**WHAT IS BEING ASKED**
Pick out the lines below that contain the string "иАПФ" and copy them all.

* * *

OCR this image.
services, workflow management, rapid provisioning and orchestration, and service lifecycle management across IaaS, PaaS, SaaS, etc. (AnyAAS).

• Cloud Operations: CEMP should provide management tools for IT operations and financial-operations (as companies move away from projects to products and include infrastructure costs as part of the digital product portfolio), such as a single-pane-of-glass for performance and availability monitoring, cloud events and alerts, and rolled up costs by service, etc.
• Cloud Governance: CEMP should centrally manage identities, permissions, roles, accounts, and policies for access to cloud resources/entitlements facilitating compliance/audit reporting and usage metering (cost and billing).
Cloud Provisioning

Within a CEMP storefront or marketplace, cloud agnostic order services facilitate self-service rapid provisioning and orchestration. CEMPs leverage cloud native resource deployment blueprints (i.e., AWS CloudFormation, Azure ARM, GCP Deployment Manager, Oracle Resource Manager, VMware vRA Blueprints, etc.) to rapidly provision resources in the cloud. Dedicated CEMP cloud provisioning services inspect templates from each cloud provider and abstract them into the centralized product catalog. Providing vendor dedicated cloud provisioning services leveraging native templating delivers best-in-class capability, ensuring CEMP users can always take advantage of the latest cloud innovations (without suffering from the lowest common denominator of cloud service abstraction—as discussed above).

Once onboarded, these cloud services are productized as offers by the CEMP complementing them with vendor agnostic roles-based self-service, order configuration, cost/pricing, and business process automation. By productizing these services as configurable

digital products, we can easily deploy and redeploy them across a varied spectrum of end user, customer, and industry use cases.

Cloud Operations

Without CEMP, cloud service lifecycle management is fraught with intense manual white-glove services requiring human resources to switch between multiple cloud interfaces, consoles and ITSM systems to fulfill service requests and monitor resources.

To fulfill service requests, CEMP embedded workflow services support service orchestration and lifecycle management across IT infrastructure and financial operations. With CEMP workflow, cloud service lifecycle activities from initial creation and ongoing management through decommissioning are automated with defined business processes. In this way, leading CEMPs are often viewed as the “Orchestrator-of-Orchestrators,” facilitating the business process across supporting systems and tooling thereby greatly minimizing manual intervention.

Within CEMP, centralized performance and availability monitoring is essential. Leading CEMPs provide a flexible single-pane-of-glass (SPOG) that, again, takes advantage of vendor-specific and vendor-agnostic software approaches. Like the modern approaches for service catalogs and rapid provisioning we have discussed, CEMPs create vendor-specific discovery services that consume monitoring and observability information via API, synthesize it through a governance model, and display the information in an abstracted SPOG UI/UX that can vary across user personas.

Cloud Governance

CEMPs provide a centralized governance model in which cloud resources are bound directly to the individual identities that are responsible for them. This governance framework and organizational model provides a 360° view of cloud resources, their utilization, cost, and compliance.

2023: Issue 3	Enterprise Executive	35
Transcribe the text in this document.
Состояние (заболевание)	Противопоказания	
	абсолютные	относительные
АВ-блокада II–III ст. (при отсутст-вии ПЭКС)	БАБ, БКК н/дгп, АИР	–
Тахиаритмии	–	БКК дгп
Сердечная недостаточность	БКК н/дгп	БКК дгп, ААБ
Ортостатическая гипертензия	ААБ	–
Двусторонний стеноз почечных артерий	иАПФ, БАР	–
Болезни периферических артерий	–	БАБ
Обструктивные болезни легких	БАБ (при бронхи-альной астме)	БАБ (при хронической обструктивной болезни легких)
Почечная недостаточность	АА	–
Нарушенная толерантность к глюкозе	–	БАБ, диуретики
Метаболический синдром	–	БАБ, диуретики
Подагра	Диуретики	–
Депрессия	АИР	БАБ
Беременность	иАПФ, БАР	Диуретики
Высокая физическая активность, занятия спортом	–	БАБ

* * *

**THE RESPONSE**
Двусторонний стеноз почечных артерий	иАПФ, БАР	–
Беременность	иАПФ, БАР	Диуретики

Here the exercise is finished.